++++ EXCERPTED RECORDS ++++
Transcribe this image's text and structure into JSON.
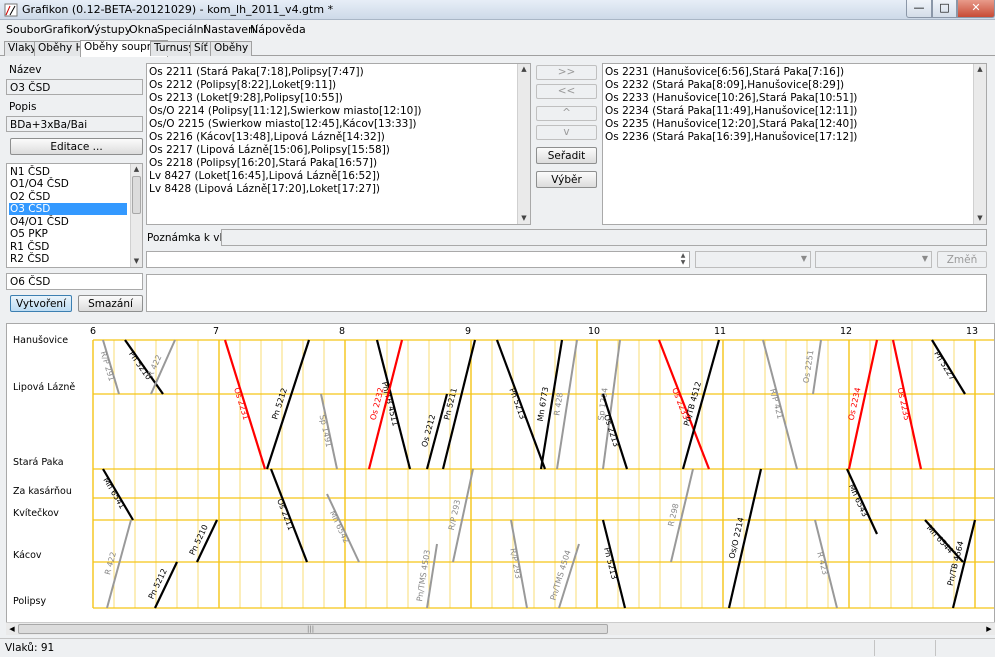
{
  "window": {
    "title": "Grafikon (0.12-BETA-20121029) - kom_lh_2011_v4.gtm *",
    "minimize": "—",
    "maximize": "□",
    "close": "✕"
  },
  "menu": [
    "Soubor",
    "Grafikon",
    "Výstupy",
    "Okna",
    "Speciální",
    "Nastavení",
    "Nápověda"
  ],
  "tabs": [
    "Vlaky",
    "Oběhy HV",
    "Oběhy souprav",
    "Turnusy",
    "Síť",
    "Oběhy"
  ],
  "active_tab": "Oběhy souprav",
  "left_panel": {
    "name_label": "Název",
    "name_value": "O3 ČSD",
    "desc_label": "Popis",
    "desc_value": "BDa+3xBa/Bai",
    "edit_button": "Editace ...",
    "circulations": [
      "N1 ČSD",
      "O1/O4 ČSD",
      "O2 ČSD",
      "O3 ČSD",
      "O4/O1 ČSD",
      "O5 PKP",
      "R1 ČSD",
      "R2 ČSD"
    ],
    "selected_circulation": "O3 ČSD",
    "new_name_value": "O6 ČSD",
    "create_button": "Vytvoření",
    "delete_button": "Smazání"
  },
  "available_trains": [
    "Os 2211 (Stará Paka[7:18],Polipsy[7:47])",
    "Os 2212 (Polipsy[8:22],Loket[9:11])",
    "Os 2213 (Loket[9:28],Polipsy[10:55])",
    "Os/O 2214 (Polipsy[11:12],Swierkow miasto[12:10])",
    "Os/O 2215 (Swierkow miasto[12:45],Kácov[13:33])",
    "Os 2216 (Kácov[13:48],Lipová Lázně[14:32])",
    "Os 2217 (Lipová Lázně[15:06],Polipsy[15:58])",
    "Os 2218 (Polipsy[16:20],Stará Paka[16:57])",
    "Lv 8427 (Loket[16:45],Lipová Lázně[16:52])",
    "Lv 8428 (Lipová Lázně[17:20],Loket[17:27])"
  ],
  "middle_buttons": {
    "add_all": ">>",
    "remove_all": "<<",
    "move_up": "^",
    "move_down": "v",
    "sort": "Seřadit",
    "select": "Výběr"
  },
  "assigned_trains": [
    "Os 2231 (Hanušovice[6:56],Stará Paka[7:16])",
    "Os 2232 (Stará Paka[8:09],Hanušovice[8:29])",
    "Os 2233 (Hanušovice[10:26],Stará Paka[10:51])",
    "Os 2234 (Stará Paka[11:49],Hanušovice[12:11])",
    "Os 2235 (Hanušovice[12:20],Stará Paka[12:40])",
    "Os 2236 (Stará Paka[16:39],Hanušovice[17:12])"
  ],
  "note_label": "Poznámka k vlaku:",
  "change_button": "Změň",
  "graph": {
    "stations": [
      "Hanušovice",
      "Lipová Lázně",
      "Stará Paka",
      "Za kasárňou",
      "Kvítečkov",
      "Kácov",
      "Polipsy"
    ],
    "hours": [
      "6",
      "7",
      "8",
      "9",
      "10",
      "11",
      "12",
      "13"
    ],
    "grid_color": "#f5c518",
    "colors": {
      "selected": "#ff0000",
      "freight": "#999999",
      "passenger": "#000000"
    },
    "train_labels": [
      "R/P 291",
      "Pn 5210",
      "R 422",
      "Os 2231",
      "Pn 5212",
      "Pn/TB 4511",
      "Os 2232",
      "Pn 5211",
      "Pn 5213",
      "Mn 6773",
      "R 428",
      "Sp 1204",
      "Os 2233",
      "Pn/TB 4512",
      "R/P 421",
      "Os 2251",
      "Os 2234",
      "Os 2235",
      "Pn 5227",
      "Sp 1491",
      "Os 2212",
      "Os 2213",
      "R 298",
      "Mn 6541",
      "Os 2211",
      "Mn 6542",
      "R/P 293",
      "Pn/TMS 4504",
      "Pn/TMS 4503",
      "Os/O 2214",
      "R 423",
      "Mn 6543",
      "Pn/TB 4564",
      "Mn 6544"
    ]
  },
  "status": {
    "trains_count": "Vlaků: 91"
  }
}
++++
(WHAT THE EXERCISE ASKS): Copy all lines from the material that contain "Lipová".

(EXERCISE RESPONSE):
    "Os 2216 (Kácov[13:48],Lipová Lázně[14:32])",
    "Os 2217 (Lipová Lázně[15:06],Polipsy[15:58])",
    "Lv 8427 (Loket[16:45],Lipová Lázně[16:52])",
    "Lv 8428 (Lipová Lázně[17:20],Loket[17:27])"
      "Lipová Lázně",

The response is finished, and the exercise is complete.